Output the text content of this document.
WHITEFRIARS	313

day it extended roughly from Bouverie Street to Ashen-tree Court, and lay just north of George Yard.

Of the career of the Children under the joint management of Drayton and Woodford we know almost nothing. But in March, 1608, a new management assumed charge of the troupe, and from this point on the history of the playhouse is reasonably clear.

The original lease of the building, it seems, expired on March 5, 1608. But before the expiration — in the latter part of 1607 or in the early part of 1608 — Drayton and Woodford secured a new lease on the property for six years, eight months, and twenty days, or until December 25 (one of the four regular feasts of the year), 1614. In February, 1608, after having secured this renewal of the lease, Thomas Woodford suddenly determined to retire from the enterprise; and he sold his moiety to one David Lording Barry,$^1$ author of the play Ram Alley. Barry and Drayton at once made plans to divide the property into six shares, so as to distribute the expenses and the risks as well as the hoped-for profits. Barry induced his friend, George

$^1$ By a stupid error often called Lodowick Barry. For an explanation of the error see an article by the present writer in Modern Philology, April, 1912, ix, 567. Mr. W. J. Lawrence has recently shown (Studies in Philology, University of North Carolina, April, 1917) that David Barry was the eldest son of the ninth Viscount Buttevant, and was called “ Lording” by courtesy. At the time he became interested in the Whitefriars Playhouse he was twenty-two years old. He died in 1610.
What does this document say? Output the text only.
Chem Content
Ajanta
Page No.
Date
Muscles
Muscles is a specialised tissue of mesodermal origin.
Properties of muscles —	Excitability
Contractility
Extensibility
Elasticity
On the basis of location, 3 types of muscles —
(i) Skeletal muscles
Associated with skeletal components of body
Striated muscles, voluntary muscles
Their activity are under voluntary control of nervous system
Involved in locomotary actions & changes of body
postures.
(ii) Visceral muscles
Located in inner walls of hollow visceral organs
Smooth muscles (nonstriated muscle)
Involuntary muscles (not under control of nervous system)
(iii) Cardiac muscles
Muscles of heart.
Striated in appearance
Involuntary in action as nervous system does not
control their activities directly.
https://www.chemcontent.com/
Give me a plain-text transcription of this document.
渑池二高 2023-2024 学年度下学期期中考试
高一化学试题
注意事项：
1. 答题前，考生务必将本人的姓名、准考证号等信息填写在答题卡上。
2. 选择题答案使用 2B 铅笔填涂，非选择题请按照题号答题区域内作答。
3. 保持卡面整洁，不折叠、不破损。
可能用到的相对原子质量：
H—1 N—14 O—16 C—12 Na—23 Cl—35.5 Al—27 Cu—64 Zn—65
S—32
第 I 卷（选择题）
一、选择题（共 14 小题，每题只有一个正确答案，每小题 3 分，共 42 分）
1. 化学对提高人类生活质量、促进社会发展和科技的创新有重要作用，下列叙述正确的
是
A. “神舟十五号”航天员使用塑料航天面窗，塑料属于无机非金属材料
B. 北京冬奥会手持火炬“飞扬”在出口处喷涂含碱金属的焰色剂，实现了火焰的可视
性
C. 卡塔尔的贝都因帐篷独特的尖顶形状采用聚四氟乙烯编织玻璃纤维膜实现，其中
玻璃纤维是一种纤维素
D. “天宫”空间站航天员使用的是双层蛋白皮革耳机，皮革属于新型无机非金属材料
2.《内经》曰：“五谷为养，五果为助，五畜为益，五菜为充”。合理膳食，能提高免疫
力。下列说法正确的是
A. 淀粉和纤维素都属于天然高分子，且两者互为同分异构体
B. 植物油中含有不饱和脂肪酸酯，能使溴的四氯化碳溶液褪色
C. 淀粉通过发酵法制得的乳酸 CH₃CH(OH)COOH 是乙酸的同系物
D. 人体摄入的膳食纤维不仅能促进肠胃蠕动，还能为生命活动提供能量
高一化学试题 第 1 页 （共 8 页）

*Exercise details*: Locate "Give me a plain-text" in the material, then quote the line that contains it and all lines after it through the final one.

*Response to the task*:
Give me a plain-text transcription of this document.
渑池二高 2023-2024 学年度下学期期中考试
高一化学试题
注意事项：
1. 答题前，考生务必将本人的姓名、准考证号等信息填写在答题卡上。
2. 选择题答案使用 2B 铅笔填涂，非选择题请按照题号答题区域内作答。
3. 保持卡面整洁，不折叠、不破损。
可能用到的相对原子质量：
H—1 N—14 O—16 C—12 Na—23 Cl—35.5 Al—27 Cu—64 Zn—65
S—32
第 I 卷（选择题）
一、选择题（共 14 小题，每题只有一个正确答案，每小题 3 分，共 42 分）
1. 化学对提高人类生活质量、促进社会发展和科技的创新有重要作用，下列叙述正确的
是
A. “神舟十五号”航天员使用塑料航天面窗，塑料属于无机非金属材料
B. 北京冬奥会手持火炬“飞扬”在出口处喷涂含碱金属的焰色剂，实现了火焰的可视
性
C. 卡塔尔的贝都因帐篷独特的尖顶形状采用聚四氟乙烯编织玻璃纤维膜实现，其中
玻璃纤维是一种纤维素
D. “天宫”空间站航天员使用的是双层蛋白皮革耳机，皮革属于新型无机非金属材料
2.《内经》曰：“五谷为养，五果为助，五畜为益，五菜为充”。合理膳食，能提高免疫
力。下列说法正确的是
A. 淀粉和纤维素都属于天然高分子，且两者互为同分异构体
B. 植物油中含有不饱和脂肪酸酯，能使溴的四氯化碳溶液褪色
C. 淀粉通过发酵法制得的乳酸 CH₃CH(OH)COOH 是乙酸的同系物
D. 人体摄入的膳食纤维不仅能促进肠胃蠕动，还能为生命活动提供能量
高一化学试题 第 1 页 （共 8 页）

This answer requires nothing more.